= WRITTEN REQUEST =
Show every line in the entries below where the word "into" appears.

(Rows from a figure dataset)
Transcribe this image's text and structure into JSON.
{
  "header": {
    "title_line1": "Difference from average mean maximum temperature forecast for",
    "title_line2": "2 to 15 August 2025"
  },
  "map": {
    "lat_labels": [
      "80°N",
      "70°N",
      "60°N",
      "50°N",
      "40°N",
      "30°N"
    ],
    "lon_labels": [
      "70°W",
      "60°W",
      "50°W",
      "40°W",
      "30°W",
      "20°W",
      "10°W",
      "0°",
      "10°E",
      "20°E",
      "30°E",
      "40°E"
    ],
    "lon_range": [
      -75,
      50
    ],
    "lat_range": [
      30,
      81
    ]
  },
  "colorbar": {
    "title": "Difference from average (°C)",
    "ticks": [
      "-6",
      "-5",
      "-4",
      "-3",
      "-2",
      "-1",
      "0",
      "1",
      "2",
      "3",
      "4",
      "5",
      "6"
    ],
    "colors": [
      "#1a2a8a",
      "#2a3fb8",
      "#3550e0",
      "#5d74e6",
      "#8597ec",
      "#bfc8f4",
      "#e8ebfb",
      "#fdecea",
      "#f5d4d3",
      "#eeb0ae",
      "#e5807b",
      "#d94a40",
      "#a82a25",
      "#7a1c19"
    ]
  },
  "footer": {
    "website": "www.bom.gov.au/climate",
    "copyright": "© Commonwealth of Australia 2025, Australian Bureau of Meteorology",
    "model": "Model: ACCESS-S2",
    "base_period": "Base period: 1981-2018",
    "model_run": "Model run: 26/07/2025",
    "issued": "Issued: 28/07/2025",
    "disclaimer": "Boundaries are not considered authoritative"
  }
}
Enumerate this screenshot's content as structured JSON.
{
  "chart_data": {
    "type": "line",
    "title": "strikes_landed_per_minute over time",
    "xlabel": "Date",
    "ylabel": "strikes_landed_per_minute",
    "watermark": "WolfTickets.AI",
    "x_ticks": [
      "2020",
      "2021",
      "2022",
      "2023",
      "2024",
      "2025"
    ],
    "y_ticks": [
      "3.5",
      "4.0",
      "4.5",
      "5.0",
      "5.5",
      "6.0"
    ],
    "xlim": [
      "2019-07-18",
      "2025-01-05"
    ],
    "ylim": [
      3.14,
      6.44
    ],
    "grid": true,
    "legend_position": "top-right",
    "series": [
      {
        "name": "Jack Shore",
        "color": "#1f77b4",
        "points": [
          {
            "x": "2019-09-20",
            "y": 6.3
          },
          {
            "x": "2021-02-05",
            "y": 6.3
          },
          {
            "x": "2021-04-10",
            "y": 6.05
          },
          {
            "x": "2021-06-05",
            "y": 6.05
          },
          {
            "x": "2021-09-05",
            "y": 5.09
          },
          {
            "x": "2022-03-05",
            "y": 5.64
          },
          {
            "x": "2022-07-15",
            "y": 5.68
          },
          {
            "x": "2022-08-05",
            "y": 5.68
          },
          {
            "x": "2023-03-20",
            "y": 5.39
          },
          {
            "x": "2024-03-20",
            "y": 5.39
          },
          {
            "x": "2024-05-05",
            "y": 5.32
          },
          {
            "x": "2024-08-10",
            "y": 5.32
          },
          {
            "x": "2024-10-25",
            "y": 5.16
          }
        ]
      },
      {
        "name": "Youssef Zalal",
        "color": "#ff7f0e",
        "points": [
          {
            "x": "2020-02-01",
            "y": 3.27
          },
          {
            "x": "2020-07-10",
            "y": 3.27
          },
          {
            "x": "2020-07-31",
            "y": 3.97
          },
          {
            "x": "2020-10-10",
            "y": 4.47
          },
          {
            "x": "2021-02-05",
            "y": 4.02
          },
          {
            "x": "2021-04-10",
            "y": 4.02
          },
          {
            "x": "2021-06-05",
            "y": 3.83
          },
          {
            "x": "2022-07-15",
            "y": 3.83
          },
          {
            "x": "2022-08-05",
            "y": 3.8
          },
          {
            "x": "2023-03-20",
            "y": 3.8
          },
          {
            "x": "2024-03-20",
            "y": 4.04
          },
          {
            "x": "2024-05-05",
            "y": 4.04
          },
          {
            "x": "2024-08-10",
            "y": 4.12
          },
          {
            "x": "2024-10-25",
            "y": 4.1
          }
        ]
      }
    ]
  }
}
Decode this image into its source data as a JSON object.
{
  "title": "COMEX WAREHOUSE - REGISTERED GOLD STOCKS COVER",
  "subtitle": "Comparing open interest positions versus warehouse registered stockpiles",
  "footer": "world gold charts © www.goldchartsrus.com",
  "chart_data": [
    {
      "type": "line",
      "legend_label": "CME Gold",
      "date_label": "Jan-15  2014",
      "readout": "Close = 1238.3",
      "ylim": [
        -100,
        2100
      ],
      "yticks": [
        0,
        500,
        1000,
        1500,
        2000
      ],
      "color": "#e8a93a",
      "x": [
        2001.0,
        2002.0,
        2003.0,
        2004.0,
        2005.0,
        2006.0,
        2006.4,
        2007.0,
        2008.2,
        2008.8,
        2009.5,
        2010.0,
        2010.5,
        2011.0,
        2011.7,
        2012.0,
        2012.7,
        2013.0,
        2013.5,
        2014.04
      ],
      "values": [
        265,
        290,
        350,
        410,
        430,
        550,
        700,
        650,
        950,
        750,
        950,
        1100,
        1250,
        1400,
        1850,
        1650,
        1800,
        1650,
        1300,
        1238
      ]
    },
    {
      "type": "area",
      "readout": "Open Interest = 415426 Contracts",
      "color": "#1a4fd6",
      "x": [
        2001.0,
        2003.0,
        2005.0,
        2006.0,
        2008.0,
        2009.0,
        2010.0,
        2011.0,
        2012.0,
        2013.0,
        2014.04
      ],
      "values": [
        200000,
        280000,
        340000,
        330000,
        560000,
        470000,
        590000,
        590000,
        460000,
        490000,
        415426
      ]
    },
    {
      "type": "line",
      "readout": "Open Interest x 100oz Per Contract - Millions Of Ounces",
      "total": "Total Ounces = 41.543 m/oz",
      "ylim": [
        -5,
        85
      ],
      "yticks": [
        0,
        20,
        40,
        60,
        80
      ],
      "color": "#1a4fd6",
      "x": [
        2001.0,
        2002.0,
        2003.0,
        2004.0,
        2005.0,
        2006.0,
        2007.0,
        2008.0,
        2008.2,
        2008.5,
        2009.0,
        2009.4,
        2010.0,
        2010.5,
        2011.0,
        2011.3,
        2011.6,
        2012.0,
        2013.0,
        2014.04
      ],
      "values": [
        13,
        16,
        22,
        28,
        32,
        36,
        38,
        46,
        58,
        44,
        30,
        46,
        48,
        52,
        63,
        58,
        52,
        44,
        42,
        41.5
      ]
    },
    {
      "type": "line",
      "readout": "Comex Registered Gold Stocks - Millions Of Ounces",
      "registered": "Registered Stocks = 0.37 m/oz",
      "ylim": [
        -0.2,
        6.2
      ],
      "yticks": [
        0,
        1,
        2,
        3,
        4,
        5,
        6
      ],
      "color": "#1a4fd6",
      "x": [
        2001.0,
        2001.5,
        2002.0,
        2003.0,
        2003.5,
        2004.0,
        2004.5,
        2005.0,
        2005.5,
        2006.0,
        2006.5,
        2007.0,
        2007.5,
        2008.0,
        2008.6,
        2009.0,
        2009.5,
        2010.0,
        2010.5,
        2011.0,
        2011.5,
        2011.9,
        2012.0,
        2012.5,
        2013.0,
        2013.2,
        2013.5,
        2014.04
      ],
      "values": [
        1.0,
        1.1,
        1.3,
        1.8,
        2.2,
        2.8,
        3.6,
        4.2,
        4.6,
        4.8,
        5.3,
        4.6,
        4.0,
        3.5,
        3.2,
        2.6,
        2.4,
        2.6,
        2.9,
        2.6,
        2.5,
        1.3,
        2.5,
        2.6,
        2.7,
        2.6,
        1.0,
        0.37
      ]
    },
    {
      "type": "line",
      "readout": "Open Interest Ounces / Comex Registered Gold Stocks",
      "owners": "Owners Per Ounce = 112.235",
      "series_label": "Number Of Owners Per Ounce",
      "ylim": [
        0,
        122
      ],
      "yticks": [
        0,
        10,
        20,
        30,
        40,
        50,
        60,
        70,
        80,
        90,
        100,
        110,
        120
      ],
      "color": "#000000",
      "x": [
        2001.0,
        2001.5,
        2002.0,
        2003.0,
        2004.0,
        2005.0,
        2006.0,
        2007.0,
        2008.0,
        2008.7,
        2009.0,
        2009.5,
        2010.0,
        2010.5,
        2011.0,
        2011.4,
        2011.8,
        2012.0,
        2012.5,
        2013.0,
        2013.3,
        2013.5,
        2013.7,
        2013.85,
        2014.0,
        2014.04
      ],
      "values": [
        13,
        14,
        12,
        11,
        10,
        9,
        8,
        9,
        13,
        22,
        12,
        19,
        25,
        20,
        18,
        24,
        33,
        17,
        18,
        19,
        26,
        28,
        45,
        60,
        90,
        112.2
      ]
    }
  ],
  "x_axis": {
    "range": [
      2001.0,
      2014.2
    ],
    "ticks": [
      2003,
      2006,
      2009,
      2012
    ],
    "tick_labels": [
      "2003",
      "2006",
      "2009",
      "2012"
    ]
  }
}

= RESPONSE =
Transcribe this image's text and structure into JSON.
Decode this image into its source data as a JSON object.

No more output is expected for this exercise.